### Document section

● ● ●

Article is “Deadly cargo to roll on”. (I could not post the exact link for some reason, but you’ll find it)
The Sun reporter interviews some Baltimore residents (who apparently just moved near tracks) and they want CSX to bypass the city with hazardous materials. Accuse the railroad of not complying with federal law. Be sure to read the blogs that follow the story, too.
In another post, we have been discussing the fact that the media and the public doesn’t know beans about railroads and I think this pretty much seals the matter.
This appears to be another case of the federal government closing off the local governments efforts to regulate safety. By making it part of the FRA, who then basically give responsibility to the railroads, there is no effective oversight. Unfortunately, the public has no way to accurately assess the danger except through serious incidents involving hazardous materials Since these occur too frequently, rerouting appears to be the only safe choice.
The telling part was when the railroads suspended shipments while the president was at the football game. Personally given the dangers, I would try to live and work at least a couple of miles from any track. But for many people that’s not am option.
How frequently do they happen? I’ve lived next to the BNSF since back when it was the Frisco and they operated black and gold diesels, 45 years to be exact. There has been precisely one wreck, and that was about 30 years ago. I remember a RR employee riding on the flatcar in front of the “Big Hook” inviting my kids and I to ride down about half a mile and watch them put the cars back up on the track. We did and had a great time. I remember it was coal cars and one boxcar full of LCL.
My daughter lived in Hampstead MD next to the WM tracks for 10 years. We used to sit on her front porch and watch the trains go by.
Should we have been afraid?
As to the President’s safety, the 2003 “Classic Trains” told about Harry Truman actually spending some time at the throttle of a moving B&O train. What’s to fear?
Isn’t it in the best interest of the federal government, to regulate interstate commerce? If you let each state,county, city and municipality start making and enforcing it’s own rules, what would you have? If you let Baltimore limit what can be shipped there, what stops a state line Iowa, for example, from prohibiting shipment of certain items through it’s state?
Wouldn’t you guess that a majority of the people in the US live or work within a couple of miles of a railroad track? Wouldn’t you also want to live a couple of miles away from an airport, a highway, a navigatable river, a pipeline, a port, etc…?
Seems like it might be easier, to just make sure the railroads are as safe as possible.
[soapbox]Why is it that so many little TV reporters and beat journalists think they are competent to do our thinking for us? Some of these folks need to go back to school and learn how to write an unbiased story – they might be surprised at how many of their remarks are “editorial” (opinion).

● ● ●

Element box annotations
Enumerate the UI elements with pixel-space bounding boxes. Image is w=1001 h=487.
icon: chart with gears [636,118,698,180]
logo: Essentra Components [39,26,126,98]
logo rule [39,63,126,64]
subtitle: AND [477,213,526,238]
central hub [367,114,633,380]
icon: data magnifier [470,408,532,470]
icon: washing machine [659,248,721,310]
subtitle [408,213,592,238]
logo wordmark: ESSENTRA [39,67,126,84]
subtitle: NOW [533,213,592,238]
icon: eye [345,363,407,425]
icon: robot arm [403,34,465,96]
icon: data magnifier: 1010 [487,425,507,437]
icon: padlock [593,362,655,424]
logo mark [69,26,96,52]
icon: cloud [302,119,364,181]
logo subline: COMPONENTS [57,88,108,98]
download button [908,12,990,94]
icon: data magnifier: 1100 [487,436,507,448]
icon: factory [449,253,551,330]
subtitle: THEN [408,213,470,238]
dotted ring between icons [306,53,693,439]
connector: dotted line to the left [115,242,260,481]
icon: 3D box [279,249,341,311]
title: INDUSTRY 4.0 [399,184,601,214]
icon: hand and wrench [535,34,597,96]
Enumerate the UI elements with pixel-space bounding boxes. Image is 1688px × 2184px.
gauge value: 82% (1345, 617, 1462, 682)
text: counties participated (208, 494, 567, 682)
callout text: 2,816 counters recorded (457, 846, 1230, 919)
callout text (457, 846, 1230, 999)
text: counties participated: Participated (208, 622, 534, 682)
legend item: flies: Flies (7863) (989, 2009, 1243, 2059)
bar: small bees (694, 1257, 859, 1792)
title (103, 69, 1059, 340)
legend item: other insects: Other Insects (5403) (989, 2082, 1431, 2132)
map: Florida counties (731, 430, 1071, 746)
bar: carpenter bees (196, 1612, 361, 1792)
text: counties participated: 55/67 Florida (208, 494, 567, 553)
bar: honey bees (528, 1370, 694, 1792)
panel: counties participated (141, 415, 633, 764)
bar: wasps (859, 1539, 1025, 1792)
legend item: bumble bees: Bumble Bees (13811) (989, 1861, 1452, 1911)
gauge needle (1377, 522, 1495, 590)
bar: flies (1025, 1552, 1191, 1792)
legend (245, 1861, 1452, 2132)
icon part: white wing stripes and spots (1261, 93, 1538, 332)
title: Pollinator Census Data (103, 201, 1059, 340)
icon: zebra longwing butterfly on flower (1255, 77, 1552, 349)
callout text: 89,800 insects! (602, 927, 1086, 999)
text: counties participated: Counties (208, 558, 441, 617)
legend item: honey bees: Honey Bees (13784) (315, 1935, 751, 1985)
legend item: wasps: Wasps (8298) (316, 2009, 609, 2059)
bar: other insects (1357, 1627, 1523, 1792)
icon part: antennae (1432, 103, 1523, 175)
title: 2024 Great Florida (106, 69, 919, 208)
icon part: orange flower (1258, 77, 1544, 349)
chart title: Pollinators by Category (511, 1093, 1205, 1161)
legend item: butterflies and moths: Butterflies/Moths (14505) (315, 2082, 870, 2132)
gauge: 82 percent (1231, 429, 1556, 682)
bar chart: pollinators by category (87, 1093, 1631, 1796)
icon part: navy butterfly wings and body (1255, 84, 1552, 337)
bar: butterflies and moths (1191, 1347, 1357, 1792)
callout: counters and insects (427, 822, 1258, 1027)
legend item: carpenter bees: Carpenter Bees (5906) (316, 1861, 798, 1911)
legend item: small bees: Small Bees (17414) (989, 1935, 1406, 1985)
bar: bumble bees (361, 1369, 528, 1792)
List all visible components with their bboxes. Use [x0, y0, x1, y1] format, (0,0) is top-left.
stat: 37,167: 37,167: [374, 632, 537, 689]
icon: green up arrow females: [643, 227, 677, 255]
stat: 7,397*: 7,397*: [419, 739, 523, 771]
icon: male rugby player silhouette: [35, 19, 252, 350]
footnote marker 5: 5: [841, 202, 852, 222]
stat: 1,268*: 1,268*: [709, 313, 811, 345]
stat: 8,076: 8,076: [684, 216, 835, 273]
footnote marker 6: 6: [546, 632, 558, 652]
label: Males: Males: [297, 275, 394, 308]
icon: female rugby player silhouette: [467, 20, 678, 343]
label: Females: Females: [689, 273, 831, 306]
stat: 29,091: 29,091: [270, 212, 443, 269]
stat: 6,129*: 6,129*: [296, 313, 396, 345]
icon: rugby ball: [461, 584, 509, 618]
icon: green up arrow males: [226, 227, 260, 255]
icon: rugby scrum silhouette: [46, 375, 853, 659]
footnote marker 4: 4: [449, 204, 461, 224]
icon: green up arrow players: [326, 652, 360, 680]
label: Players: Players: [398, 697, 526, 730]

● ● ●

Copy the forum discussion about hazardous rail shipments through Baltimore word for word, from "In another post, we" up to and including "not am option.". The records aren't needed for this.

### Output
In another post, we have been discussing the fact that the media and the public doesn’t know beans about railroads and I think this pretty much seals the matter.
This appears to be another case of the federal government closing off the local governments efforts to regulate safety. By making it part of the FRA, who then basically give responsibility to the railroads, there is no effective oversight. Unfortunately, the public has no way to accurately assess the danger except through serious incidents involving hazardous materials Since these occur too frequently, rerouting appears to be the only safe choice.
The telling part was when the railroads suspended shipments while the president was at the football game. Personally given the dangers, I would try to live and work at least a couple of miles from any track. But for many people that’s not am option.